Extracted records:
▶

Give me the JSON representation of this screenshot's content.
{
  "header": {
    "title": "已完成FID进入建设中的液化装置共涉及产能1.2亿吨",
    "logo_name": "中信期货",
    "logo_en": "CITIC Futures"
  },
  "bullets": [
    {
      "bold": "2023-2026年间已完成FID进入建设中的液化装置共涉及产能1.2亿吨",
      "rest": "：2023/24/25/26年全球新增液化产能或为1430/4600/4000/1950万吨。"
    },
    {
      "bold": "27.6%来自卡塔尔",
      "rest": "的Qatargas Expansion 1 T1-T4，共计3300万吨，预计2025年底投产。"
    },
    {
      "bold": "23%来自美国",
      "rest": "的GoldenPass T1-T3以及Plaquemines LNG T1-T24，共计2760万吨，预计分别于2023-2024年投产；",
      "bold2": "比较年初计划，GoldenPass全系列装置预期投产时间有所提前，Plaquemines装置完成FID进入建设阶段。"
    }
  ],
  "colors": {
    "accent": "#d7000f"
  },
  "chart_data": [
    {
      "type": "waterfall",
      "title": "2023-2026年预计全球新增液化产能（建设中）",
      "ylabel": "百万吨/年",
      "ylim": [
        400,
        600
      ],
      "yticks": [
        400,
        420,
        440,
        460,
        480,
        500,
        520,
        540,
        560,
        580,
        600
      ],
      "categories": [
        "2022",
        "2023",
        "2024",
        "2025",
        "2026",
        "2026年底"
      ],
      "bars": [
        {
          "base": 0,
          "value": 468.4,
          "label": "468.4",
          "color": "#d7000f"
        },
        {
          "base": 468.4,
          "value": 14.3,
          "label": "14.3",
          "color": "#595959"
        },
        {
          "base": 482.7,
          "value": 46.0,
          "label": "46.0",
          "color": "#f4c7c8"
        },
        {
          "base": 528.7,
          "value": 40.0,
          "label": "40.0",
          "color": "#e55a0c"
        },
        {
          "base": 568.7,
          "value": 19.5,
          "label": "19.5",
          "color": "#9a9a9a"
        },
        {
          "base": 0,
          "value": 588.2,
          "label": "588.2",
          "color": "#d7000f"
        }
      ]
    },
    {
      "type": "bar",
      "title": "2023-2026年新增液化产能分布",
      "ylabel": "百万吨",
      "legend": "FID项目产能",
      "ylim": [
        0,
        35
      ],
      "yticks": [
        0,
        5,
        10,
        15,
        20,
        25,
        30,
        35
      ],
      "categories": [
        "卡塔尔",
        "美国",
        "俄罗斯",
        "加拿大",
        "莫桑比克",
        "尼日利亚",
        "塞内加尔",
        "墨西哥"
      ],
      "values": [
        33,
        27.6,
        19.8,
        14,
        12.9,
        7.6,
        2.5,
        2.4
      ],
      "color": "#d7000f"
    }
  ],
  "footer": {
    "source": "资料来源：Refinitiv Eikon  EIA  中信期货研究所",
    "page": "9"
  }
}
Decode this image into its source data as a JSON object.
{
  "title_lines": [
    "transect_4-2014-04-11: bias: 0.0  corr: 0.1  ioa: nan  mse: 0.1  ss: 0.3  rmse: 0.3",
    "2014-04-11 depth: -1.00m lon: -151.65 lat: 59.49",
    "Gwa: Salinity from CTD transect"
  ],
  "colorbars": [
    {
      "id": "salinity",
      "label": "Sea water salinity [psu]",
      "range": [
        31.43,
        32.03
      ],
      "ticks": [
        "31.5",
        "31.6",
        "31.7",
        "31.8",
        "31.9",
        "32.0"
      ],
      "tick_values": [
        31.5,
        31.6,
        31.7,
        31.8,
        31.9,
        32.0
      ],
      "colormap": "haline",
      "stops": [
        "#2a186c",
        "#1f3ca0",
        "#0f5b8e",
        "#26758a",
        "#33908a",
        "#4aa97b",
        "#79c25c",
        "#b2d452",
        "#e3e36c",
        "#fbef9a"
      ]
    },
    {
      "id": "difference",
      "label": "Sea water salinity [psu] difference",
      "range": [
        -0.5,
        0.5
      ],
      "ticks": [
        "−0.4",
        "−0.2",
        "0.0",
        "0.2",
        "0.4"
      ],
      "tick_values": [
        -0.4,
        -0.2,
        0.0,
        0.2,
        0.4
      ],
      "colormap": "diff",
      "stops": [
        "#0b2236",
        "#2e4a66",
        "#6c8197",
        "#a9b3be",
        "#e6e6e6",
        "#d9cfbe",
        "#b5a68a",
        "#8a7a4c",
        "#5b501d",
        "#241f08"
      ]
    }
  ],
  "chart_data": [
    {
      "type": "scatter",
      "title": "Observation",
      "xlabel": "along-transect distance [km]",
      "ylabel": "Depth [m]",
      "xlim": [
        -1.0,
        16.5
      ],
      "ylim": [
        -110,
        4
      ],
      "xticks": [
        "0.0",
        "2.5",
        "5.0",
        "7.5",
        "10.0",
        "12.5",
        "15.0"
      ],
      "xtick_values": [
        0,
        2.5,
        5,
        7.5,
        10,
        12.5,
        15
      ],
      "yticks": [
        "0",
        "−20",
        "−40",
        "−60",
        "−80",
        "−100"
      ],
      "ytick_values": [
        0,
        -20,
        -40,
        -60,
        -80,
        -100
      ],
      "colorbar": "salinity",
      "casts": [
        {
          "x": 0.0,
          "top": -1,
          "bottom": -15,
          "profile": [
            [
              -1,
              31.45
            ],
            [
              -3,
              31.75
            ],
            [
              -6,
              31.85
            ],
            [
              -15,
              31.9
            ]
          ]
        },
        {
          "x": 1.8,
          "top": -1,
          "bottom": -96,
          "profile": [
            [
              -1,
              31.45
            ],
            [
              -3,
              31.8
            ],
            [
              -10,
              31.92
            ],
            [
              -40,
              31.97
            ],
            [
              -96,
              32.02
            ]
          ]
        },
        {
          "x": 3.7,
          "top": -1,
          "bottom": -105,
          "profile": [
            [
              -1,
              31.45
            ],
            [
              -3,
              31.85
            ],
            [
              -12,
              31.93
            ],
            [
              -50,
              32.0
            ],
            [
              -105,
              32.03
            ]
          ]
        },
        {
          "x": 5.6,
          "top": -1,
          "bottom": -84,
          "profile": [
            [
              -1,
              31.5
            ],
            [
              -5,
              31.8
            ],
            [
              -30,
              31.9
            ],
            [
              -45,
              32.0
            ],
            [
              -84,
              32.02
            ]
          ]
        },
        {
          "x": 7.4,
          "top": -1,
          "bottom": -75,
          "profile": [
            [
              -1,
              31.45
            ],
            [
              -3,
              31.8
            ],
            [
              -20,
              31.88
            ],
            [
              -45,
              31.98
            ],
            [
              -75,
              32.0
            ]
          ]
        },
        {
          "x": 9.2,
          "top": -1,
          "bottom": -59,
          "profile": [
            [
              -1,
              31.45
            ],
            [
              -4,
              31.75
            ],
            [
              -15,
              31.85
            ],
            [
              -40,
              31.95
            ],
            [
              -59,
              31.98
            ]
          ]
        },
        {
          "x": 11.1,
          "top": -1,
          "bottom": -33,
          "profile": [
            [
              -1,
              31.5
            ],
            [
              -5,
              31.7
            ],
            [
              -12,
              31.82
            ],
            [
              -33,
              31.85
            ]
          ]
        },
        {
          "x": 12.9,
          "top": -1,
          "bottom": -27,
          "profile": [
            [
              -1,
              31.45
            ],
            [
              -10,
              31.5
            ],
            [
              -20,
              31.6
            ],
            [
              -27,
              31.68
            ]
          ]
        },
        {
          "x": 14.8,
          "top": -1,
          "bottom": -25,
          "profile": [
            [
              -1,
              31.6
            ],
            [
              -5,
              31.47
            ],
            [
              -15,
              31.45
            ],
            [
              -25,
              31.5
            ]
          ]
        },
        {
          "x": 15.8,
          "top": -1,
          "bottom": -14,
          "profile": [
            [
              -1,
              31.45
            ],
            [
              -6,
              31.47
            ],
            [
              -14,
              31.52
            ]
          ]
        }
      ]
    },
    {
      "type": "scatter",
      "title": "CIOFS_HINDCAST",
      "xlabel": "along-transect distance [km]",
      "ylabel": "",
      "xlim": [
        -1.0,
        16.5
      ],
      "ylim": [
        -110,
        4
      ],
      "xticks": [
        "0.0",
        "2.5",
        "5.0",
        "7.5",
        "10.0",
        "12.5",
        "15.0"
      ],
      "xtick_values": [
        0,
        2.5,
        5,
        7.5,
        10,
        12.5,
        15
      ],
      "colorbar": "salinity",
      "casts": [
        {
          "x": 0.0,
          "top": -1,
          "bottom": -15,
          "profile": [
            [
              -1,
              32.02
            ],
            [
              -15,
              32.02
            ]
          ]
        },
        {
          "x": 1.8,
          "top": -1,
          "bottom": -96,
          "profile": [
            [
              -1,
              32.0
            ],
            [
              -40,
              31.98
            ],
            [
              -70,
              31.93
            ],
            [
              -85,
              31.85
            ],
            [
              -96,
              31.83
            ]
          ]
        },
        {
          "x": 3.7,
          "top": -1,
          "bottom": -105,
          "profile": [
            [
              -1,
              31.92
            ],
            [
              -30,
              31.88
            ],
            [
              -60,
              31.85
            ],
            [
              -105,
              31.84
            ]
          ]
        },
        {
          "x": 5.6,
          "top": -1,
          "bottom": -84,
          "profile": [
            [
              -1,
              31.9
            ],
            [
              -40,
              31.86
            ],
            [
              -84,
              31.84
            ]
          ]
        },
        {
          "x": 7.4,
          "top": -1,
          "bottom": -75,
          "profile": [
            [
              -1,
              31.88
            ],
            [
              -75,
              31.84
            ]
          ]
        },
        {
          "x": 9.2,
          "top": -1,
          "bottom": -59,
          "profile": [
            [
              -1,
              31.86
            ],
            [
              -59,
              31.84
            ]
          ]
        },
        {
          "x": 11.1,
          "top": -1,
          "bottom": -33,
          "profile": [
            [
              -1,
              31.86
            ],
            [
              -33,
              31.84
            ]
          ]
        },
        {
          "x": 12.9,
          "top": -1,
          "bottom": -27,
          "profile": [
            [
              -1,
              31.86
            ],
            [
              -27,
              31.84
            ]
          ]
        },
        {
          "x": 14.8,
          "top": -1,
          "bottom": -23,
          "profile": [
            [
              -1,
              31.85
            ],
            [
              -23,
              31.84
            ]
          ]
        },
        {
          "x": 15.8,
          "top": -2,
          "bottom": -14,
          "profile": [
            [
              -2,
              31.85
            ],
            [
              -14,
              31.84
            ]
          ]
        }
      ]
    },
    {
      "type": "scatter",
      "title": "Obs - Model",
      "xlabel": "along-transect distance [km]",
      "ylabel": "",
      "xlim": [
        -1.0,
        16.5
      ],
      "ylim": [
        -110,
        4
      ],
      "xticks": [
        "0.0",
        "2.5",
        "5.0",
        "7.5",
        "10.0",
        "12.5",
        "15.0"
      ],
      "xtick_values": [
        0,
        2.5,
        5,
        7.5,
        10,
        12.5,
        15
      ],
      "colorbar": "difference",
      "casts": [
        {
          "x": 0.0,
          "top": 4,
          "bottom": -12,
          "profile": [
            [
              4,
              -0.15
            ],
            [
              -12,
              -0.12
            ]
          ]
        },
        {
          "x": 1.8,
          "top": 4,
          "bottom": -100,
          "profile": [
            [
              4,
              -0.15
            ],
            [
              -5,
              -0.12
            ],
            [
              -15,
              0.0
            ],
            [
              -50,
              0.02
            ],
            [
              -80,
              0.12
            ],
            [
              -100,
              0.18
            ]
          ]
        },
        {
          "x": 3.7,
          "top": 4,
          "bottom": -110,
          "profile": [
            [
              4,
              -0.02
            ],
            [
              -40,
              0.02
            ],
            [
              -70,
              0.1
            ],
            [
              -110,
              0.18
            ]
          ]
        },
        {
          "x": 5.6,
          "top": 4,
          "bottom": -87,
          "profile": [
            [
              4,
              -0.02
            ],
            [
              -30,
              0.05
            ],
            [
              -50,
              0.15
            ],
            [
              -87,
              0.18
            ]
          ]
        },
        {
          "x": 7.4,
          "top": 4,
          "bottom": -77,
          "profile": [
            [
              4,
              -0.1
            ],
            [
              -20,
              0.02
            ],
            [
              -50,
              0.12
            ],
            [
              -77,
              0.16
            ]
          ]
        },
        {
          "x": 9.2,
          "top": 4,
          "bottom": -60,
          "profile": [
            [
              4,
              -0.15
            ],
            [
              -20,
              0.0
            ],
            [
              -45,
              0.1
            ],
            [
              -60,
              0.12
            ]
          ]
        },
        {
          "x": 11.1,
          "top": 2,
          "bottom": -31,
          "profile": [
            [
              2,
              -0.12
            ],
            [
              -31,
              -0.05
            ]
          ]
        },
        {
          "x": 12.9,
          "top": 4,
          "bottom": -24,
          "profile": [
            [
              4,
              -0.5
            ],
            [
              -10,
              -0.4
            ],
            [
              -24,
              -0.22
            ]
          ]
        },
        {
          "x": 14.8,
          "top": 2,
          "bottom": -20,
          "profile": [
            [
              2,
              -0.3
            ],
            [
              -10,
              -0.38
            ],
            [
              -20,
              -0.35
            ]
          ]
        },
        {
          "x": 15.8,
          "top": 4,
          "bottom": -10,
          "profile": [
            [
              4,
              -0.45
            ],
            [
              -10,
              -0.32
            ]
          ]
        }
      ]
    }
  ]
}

◀

Search the listing above for the string "this". Copy every line that contains it.

| Result below |
Give me the JSON representation of this screenshot's content.
Decode this image into its source data as a JSON object.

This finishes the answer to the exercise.